**Your objective**
Leaving out the pictures, please retype each record exactly.

· · · ·

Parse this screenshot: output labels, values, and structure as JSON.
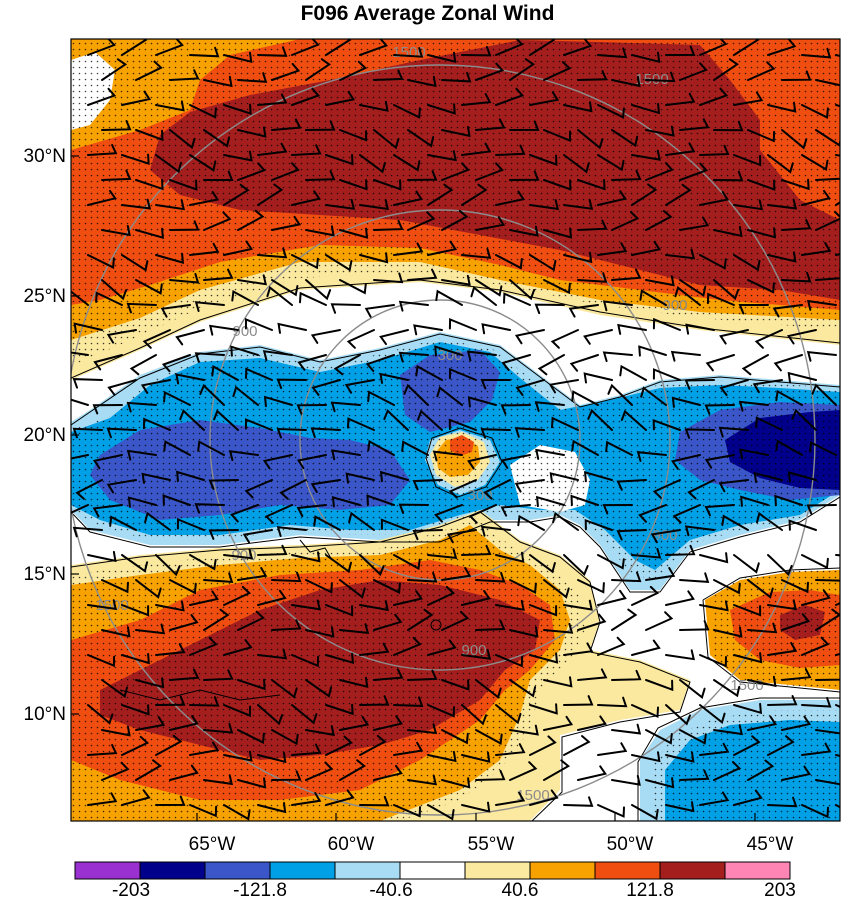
{
  "title": "F096 Average Zonal Wind",
  "lat_labels": [
    "30°N",
    "25°N",
    "20°N",
    "15°N",
    "10°N"
  ],
  "lon_labels": [
    "65°W",
    "60°W",
    "55°W",
    "50°W",
    "45°W"
  ],
  "colorbar": {
    "labels": [
      "-203",
      "-121.8",
      "-40.6",
      "40.6",
      "121.8",
      "203"
    ],
    "colors": [
      "#9b30d0",
      "#00008b",
      "#3a56c8",
      "#00a0e6",
      "#a8dcf4",
      "#ffffff",
      "#fbe9a0",
      "#f8a200",
      "#f04e10",
      "#a51e1e",
      "#ff85b5"
    ]
  },
  "height_contours": {
    "labels": [
      "300",
      "900",
      "1500",
      "900",
      "300",
      "900",
      "1500",
      "900",
      "1500",
      "900",
      "1500",
      "1500"
    ],
    "unlabeled_values": [
      900,
      1500,
      1500
    ]
  }
}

· · · ·

**Correct answer**
Parse this screenshot: output labels, values, and structure as JSON.
{
  "title": "F096 Average Zonal Wind",
  "lat_labels": [
    "30°N",
    "25°N",
    "20°N",
    "15°N",
    "10°N"
  ],
  "lon_labels": [
    "65°W",
    "60°W",
    "55°W",
    "50°W",
    "45°W"
  ],
  "colorbar": {
    "labels": [
      "-203",
      "-121.8",
      "-40.6",
      "40.6",
      "121.8",
      "203"
    ],
    "colors": [
      "#9b30d0",
      "#00008b",
      "#3a56c8",
      "#00a0e6",
      "#a8dcf4",
      "#ffffff",
      "#fbe9a0",
      "#f8a200",
      "#f04e10",
      "#a51e1e",
      "#ff85b5"
    ]
  },
  "height_contours": {
    "labels": [
      "300",
      "900",
      "1500",
      "900",
      "300",
      "900",
      "1500",
      "900",
      "1500",
      "900",
      "1500",
      "1500"
    ],
    "unlabeled_values": [
      900,
      1500,
      1500
    ]
  }
}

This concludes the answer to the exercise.